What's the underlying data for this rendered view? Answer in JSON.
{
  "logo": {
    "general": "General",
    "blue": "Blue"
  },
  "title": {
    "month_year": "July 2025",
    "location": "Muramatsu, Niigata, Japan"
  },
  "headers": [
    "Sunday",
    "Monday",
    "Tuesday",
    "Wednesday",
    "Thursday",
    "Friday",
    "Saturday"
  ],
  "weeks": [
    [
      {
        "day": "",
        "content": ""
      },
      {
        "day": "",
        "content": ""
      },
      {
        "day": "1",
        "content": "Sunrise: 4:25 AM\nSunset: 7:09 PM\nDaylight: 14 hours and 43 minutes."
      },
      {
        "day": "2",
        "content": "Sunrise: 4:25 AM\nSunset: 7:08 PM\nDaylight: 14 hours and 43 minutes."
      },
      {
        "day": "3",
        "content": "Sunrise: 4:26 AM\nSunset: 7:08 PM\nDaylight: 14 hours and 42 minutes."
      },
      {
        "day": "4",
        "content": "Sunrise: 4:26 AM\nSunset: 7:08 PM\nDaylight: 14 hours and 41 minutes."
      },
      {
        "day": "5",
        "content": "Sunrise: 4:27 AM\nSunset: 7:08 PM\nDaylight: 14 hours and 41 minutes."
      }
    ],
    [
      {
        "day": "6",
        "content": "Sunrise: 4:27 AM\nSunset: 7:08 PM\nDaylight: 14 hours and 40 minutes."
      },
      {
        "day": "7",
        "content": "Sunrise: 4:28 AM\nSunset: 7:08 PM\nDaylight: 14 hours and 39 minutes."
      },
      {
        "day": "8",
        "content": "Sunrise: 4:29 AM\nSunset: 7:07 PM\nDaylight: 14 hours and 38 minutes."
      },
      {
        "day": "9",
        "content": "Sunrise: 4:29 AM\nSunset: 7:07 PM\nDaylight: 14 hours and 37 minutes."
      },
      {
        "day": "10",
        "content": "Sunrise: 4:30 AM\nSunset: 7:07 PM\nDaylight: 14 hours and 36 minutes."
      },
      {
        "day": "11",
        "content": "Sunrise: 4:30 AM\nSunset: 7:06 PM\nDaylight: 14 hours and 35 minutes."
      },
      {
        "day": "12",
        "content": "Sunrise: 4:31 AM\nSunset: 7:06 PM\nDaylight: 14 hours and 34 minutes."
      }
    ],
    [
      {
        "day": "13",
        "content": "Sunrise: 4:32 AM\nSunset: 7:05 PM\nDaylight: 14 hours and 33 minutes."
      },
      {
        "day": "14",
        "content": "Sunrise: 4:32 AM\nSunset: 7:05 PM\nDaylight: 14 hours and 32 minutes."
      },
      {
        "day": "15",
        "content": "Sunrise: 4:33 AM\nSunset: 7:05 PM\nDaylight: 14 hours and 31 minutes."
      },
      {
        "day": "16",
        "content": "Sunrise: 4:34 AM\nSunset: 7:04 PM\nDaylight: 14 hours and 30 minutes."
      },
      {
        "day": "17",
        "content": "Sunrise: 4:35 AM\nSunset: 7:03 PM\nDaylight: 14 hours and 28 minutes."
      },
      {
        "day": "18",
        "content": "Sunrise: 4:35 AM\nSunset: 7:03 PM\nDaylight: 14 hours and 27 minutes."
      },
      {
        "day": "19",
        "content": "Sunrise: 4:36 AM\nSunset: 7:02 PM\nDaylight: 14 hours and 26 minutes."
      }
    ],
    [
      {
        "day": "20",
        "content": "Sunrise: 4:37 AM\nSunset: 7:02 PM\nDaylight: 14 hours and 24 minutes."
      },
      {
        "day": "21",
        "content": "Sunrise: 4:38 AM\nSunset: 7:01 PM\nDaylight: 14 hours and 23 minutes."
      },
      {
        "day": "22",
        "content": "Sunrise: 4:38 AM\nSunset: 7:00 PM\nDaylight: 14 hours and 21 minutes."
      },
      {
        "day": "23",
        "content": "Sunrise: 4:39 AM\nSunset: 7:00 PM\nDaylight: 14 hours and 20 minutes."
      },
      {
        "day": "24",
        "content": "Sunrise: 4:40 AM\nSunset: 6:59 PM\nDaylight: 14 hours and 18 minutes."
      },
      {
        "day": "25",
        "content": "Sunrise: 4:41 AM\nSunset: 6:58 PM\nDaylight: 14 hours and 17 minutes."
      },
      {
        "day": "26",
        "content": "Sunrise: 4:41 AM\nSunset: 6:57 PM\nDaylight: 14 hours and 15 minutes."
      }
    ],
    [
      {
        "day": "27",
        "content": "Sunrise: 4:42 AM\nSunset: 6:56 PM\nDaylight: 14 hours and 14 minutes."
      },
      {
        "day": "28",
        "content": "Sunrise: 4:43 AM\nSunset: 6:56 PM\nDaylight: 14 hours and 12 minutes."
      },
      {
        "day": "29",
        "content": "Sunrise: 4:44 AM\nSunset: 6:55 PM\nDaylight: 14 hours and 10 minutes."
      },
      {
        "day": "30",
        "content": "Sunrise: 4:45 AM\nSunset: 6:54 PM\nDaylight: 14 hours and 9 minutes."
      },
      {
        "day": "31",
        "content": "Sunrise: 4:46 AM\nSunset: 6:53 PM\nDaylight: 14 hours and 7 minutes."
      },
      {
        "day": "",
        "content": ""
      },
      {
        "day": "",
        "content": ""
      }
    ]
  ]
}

Aim → Restate all of the entries above precisely.

Solution to this task →
What's the underlying data for this rendered view? Answer in JSON.
{
  "logo": {
    "general": "General",
    "blue": "Blue"
  },
  "title": {
    "month_year": "July 2025",
    "location": "Muramatsu, Niigata, Japan"
  },
  "headers": [
    "Sunday",
    "Monday",
    "Tuesday",
    "Wednesday",
    "Thursday",
    "Friday",
    "Saturday"
  ],
  "weeks": [
    [
      {
        "day": "",
        "content": ""
      },
      {
        "day": "",
        "content": ""
      },
      {
        "day": "1",
        "content": "Sunrise: 4:25 AM\nSunset: 7:09 PM\nDaylight: 14 hours and 43 minutes."
      },
      {
        "day": "2",
        "content": "Sunrise: 4:25 AM\nSunset: 7:08 PM\nDaylight: 14 hours and 43 minutes."
      },
      {
        "day": "3",
        "content": "Sunrise: 4:26 AM\nSunset: 7:08 PM\nDaylight: 14 hours and 42 minutes."
      },
      {
        "day": "4",
        "content": "Sunrise: 4:26 AM\nSunset: 7:08 PM\nDaylight: 14 hours and 41 minutes."
      },
      {
        "day": "5",
        "content": "Sunrise: 4:27 AM\nSunset: 7:08 PM\nDaylight: 14 hours and 41 minutes."
      }
    ],
    [
      {
        "day": "6",
        "content": "Sunrise: 4:27 AM\nSunset: 7:08 PM\nDaylight: 14 hours and 40 minutes."
      },
      {
        "day": "7",
        "content": "Sunrise: 4:28 AM\nSunset: 7:08 PM\nDaylight: 14 hours and 39 minutes."
      },
      {
        "day": "8",
        "content": "Sunrise: 4:29 AM\nSunset: 7:07 PM\nDaylight: 14 hours and 38 minutes."
      },
      {
        "day": "9",
        "content": "Sunrise: 4:29 AM\nSunset: 7:07 PM\nDaylight: 14 hours and 37 minutes."
      },
      {
        "day": "10",
        "content": "Sunrise: 4:30 AM\nSunset: 7:07 PM\nDaylight: 14 hours and 36 minutes."
      },
      {
        "day": "11",
        "content": "Sunrise: 4:30 AM\nSunset: 7:06 PM\nDaylight: 14 hours and 35 minutes."
      },
      {
        "day": "12",
        "content": "Sunrise: 4:31 AM\nSunset: 7:06 PM\nDaylight: 14 hours and 34 minutes."
      }
    ],
    [
      {
        "day": "13",
        "content": "Sunrise: 4:32 AM\nSunset: 7:05 PM\nDaylight: 14 hours and 33 minutes."
      },
      {
        "day": "14",
        "content": "Sunrise: 4:32 AM\nSunset: 7:05 PM\nDaylight: 14 hours and 32 minutes."
      },
      {
        "day": "15",
        "content": "Sunrise: 4:33 AM\nSunset: 7:05 PM\nDaylight: 14 hours and 31 minutes."
      },
      {
        "day": "16",
        "content": "Sunrise: 4:34 AM\nSunset: 7:04 PM\nDaylight: 14 hours and 30 minutes."
      },
      {
        "day": "17",
        "content": "Sunrise: 4:35 AM\nSunset: 7:03 PM\nDaylight: 14 hours and 28 minutes."
      },
      {
        "day": "18",
        "content": "Sunrise: 4:35 AM\nSunset: 7:03 PM\nDaylight: 14 hours and 27 minutes."
      },
      {
        "day": "19",
        "content": "Sunrise: 4:36 AM\nSunset: 7:02 PM\nDaylight: 14 hours and 26 minutes."
      }
    ],
    [
      {
        "day": "20",
        "content": "Sunrise: 4:37 AM\nSunset: 7:02 PM\nDaylight: 14 hours and 24 minutes."
      },
      {
        "day": "21",
        "content": "Sunrise: 4:38 AM\nSunset: 7:01 PM\nDaylight: 14 hours and 23 minutes."
      },
      {
        "day": "22",
        "content": "Sunrise: 4:38 AM\nSunset: 7:00 PM\nDaylight: 14 hours and 21 minutes."
      },
      {
        "day": "23",
        "content": "Sunrise: 4:39 AM\nSunset: 7:00 PM\nDaylight: 14 hours and 20 minutes."
      },
      {
        "day": "24",
        "content": "Sunrise: 4:40 AM\nSunset: 6:59 PM\nDaylight: 14 hours and 18 minutes."
      },
      {
        "day": "25",
        "content": "Sunrise: 4:41 AM\nSunset: 6:58 PM\nDaylight: 14 hours and 17 minutes."
      },
      {
        "day": "26",
        "content": "Sunrise: 4:41 AM\nSunset: 6:57 PM\nDaylight: 14 hours and 15 minutes."
      }
    ],
    [
      {
        "day": "27",
        "content": "Sunrise: 4:42 AM\nSunset: 6:56 PM\nDaylight: 14 hours and 14 minutes."
      },
      {
        "day": "28",
        "content": "Sunrise: 4:43 AM\nSunset: 6:56 PM\nDaylight: 14 hours and 12 minutes."
      },
      {
        "day": "29",
        "content": "Sunrise: 4:44 AM\nSunset: 6:55 PM\nDaylight: 14 hours and 10 minutes."
      },
      {
        "day": "30",
        "content": "Sunrise: 4:45 AM\nSunset: 6:54 PM\nDaylight: 14 hours and 9 minutes."
      },
      {
        "day": "31",
        "content": "Sunrise: 4:46 AM\nSunset: 6:53 PM\nDaylight: 14 hours and 7 minutes."
      },
      {
        "day": "",
        "content": ""
      },
      {
        "day": "",
        "content": ""
      }
    ]
  ]
}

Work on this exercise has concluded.